■ **WORK REQUIRED**: Transcribe the records exactly. Pictures do not belong in the transcription.

-- START OF DATA SUPPLIED --

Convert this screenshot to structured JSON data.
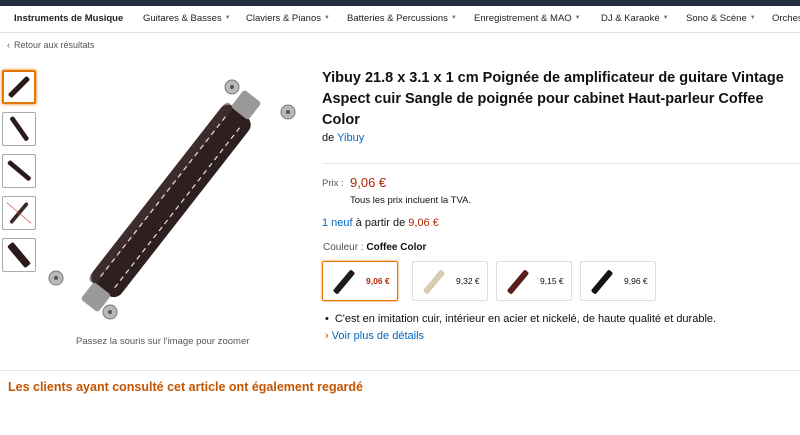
{
  "nav": {
    "items": [
      {
        "label": "Instruments de Musique",
        "has_caret": false
      },
      {
        "label": "Guitares & Basses",
        "has_caret": true
      },
      {
        "label": "Claviers & Pianos",
        "has_caret": true
      },
      {
        "label": "Batteries & Percussions",
        "has_caret": true
      },
      {
        "label": "Enregistrement & MAO",
        "has_caret": true
      },
      {
        "label": "DJ & Karaoké",
        "has_caret": true
      },
      {
        "label": "Sono & Scène",
        "has_caret": true
      },
      {
        "label": "Orches",
        "has_caret": false
      }
    ],
    "caret_icon": "chevron-down-icon"
  },
  "back_link": {
    "label": "Retour aux résultats",
    "icon": "chevron-left-icon"
  },
  "gallery": {
    "thumbnail_count": 5,
    "selected_index": 0,
    "zoom_hint": "Passez la souris sur l'image pour zoomer"
  },
  "product": {
    "title": "Yibuy 21.8 x 3.1 x 1 cm Poignée de amplificateur de guitare Vintage Aspect cuir Sangle de poignée pour cabinet Haut-parleur Coffee Color",
    "brand_prefix": "de",
    "brand": "Yibuy",
    "price_label": "Prix :",
    "price": "9,06 €",
    "vat_note": "Tous les prix incluent la TVA.",
    "offers": {
      "count_link": "1 neuf",
      "middle": "à partir de",
      "price": "9,06 €"
    },
    "color_label": "Couleur :",
    "color_value": "Coffee Color",
    "swatches": [
      {
        "price": "9,06 €",
        "color": "#1c1c1c",
        "selected": true
      },
      {
        "price": "9,32 €",
        "color": "#d8ccb0",
        "selected": false
      },
      {
        "price": "9,15 €",
        "color": "#5a1e1e",
        "selected": false
      },
      {
        "price": "9,96 €",
        "color": "#141414",
        "selected": false
      }
    ],
    "bullets": [
      "C'est en imitation cuir, intérieur en acier et nickelé, de haute qualité et durable."
    ],
    "more_details": "Voir plus de détails"
  },
  "related": {
    "heading": "Les clients ayant consulté cet article ont également regardé"
  },
  "colors": {
    "link": "#0066c0",
    "price": "#b12704",
    "accent": "#e77600",
    "section_heading": "#c45500"
  }
}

-- END OF DATA SUPPLIED --

■ **IN RESPONSE**:
Convert this screenshot to structured JSON data.
{
  "nav": {
    "items": [
      {
        "label": "Instruments de Musique",
        "has_caret": false
      },
      {
        "label": "Guitares & Basses",
        "has_caret": true
      },
      {
        "label": "Claviers & Pianos",
        "has_caret": true
      },
      {
        "label": "Batteries & Percussions",
        "has_caret": true
      },
      {
        "label": "Enregistrement & MAO",
        "has_caret": true
      },
      {
        "label": "DJ & Karaoké",
        "has_caret": true
      },
      {
        "label": "Sono & Scène",
        "has_caret": true
      },
      {
        "label": "Orches",
        "has_caret": false
      }
    ],
    "caret_icon": "chevron-down-icon"
  },
  "back_link": {
    "label": "Retour aux résultats",
    "icon": "chevron-left-icon"
  },
  "gallery": {
    "thumbnail_count": 5,
    "selected_index": 0,
    "zoom_hint": "Passez la souris sur l'image pour zoomer"
  },
  "product": {
    "title": "Yibuy 21.8 x 3.1 x 1 cm Poignée de amplificateur de guitare Vintage Aspect cuir Sangle de poignée pour cabinet Haut-parleur Coffee Color",
    "brand_prefix": "de",
    "brand": "Yibuy",
    "price_label": "Prix :",
    "price": "9,06 €",
    "vat_note": "Tous les prix incluent la TVA.",
    "offers": {
      "count_link": "1 neuf",
      "middle": "à partir de",
      "price": "9,06 €"
    },
    "color_label": "Couleur :",
    "color_value": "Coffee Color",
    "swatches": [
      {
        "price": "9,06 €",
        "color": "#1c1c1c",
        "selected": true
      },
      {
        "price": "9,32 €",
        "color": "#d8ccb0",
        "selected": false
      },
      {
        "price": "9,15 €",
        "color": "#5a1e1e",
        "selected": false
      },
      {
        "price": "9,96 €",
        "color": "#141414",
        "selected": false
      }
    ],
    "bullets": [
      "C'est en imitation cuir, intérieur en acier et nickelé, de haute qualité et durable."
    ],
    "more_details": "Voir plus de détails"
  },
  "related": {
    "heading": "Les clients ayant consulté cet article ont également regardé"
  },
  "colors": {
    "link": "#0066c0",
    "price": "#b12704",
    "accent": "#e77600",
    "section_heading": "#c45500"
  }
}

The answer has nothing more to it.